From the entries below, extract every line that includes the word "Japan".
== WORKING DATA ==
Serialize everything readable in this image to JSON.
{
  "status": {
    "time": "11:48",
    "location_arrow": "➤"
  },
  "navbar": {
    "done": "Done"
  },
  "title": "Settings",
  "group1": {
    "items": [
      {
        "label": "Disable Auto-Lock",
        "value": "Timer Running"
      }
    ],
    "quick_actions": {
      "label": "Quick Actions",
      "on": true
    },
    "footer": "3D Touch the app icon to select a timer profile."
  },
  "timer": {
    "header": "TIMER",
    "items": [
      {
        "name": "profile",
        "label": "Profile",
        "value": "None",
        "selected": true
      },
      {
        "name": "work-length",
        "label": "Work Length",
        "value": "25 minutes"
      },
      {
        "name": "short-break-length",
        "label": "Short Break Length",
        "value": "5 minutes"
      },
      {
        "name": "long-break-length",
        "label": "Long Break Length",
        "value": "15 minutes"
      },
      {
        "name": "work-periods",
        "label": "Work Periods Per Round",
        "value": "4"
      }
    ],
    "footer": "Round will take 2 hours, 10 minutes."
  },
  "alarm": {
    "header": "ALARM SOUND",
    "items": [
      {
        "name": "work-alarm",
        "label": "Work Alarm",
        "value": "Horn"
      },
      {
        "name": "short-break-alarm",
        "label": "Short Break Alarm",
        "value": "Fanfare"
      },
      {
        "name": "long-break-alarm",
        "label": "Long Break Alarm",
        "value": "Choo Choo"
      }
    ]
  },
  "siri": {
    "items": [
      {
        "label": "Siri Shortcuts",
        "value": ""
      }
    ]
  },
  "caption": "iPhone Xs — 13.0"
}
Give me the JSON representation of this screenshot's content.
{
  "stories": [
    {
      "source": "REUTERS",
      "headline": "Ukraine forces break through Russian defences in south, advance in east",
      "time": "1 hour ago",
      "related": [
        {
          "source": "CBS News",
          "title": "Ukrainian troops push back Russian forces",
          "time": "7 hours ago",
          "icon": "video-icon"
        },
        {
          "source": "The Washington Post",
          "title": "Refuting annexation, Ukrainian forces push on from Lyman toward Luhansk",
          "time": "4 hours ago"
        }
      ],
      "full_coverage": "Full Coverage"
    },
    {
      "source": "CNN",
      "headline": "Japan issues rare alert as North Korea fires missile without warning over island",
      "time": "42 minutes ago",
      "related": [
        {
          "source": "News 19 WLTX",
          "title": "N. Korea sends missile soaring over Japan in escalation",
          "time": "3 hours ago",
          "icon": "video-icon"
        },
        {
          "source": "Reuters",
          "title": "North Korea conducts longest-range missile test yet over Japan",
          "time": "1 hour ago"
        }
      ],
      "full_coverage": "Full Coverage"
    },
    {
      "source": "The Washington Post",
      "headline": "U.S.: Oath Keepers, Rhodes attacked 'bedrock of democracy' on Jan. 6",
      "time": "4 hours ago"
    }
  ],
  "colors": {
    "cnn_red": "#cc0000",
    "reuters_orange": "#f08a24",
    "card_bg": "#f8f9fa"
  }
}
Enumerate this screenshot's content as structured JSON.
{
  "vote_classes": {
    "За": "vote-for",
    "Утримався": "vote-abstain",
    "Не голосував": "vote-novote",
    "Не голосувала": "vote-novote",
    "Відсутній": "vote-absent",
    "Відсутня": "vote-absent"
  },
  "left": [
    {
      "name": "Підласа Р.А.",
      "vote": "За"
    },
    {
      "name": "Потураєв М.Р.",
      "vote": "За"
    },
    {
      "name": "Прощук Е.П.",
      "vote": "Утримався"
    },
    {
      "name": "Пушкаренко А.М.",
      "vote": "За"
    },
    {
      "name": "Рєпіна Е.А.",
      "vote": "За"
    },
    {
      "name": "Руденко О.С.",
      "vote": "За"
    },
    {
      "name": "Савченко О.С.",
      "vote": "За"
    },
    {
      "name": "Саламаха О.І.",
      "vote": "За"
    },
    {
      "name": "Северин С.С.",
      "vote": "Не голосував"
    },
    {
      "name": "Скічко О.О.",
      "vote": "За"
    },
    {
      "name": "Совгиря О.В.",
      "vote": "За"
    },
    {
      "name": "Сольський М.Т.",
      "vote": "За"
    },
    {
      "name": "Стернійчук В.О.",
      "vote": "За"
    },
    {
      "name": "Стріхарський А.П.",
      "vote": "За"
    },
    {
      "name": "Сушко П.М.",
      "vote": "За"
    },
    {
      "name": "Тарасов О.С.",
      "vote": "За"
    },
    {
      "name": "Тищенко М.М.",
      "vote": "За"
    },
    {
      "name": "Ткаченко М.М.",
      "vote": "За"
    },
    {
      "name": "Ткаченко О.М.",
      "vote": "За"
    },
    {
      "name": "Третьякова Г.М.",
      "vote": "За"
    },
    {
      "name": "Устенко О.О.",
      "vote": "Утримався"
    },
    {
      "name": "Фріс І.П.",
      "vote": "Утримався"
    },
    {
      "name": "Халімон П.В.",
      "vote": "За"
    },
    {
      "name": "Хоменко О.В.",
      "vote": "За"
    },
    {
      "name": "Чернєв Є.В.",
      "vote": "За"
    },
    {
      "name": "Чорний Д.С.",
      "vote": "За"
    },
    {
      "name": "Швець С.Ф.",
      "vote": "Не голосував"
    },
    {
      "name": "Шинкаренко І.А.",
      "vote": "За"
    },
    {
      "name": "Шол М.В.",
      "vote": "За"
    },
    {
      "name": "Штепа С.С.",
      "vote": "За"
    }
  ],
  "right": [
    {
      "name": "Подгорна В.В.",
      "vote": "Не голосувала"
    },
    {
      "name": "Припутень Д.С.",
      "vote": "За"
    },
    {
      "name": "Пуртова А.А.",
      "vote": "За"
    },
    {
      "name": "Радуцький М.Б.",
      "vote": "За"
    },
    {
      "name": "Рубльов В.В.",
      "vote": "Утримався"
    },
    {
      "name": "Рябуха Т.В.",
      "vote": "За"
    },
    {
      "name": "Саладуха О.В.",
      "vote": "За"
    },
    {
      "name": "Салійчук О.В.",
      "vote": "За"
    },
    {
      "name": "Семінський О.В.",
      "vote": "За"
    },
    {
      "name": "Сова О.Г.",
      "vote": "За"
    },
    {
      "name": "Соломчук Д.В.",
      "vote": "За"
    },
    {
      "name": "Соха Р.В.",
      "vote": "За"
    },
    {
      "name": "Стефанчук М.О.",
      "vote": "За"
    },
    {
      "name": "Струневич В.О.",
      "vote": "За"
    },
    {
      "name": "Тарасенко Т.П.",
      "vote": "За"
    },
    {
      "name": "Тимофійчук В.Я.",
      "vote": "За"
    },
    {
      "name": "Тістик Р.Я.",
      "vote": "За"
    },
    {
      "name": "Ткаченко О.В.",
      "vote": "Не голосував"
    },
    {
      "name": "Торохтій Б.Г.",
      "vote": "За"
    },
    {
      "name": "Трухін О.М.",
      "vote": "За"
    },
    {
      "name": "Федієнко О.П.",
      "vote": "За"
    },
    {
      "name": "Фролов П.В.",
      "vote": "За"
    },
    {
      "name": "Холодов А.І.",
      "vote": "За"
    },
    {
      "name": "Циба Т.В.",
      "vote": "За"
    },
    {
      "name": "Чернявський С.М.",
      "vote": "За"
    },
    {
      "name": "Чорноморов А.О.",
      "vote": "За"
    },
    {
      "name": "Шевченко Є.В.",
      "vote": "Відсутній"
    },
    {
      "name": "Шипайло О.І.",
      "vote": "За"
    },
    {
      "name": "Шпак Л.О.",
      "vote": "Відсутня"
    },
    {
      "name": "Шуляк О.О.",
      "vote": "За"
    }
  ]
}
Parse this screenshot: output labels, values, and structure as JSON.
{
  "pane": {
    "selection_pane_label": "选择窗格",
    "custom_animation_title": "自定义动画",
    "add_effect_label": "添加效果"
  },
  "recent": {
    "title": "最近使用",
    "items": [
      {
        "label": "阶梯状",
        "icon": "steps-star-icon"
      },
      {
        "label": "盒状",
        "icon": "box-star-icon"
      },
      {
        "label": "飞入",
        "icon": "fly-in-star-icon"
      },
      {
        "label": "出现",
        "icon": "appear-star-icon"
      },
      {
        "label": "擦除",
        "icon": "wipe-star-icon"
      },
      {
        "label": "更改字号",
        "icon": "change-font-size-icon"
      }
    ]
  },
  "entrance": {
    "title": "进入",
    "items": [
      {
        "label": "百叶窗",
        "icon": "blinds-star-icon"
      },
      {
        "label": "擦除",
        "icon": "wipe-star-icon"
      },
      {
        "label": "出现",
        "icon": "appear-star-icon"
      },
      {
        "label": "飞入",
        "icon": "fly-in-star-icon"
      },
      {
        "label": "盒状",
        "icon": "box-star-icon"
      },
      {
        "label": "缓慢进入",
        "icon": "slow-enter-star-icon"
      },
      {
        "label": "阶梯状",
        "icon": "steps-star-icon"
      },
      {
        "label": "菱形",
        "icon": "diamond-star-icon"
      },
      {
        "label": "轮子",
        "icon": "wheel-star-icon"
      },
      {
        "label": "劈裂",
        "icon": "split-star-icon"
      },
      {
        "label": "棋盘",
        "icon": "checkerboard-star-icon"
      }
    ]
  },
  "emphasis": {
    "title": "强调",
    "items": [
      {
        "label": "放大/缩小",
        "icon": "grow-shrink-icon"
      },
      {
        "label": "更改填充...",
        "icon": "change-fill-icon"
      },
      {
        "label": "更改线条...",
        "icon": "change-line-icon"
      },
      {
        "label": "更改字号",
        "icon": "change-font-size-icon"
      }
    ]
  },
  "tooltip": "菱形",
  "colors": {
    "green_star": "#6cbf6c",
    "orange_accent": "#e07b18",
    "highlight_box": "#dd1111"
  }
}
===
TASK SOLUTION:
      "headline": "Japan issues rare alert as North Korea fires missile without warning over island",
          "title": "N. Korea sends missile soaring over Japan in escalation",
          "title": "North Korea conducts longest-range missile test yet over Japan",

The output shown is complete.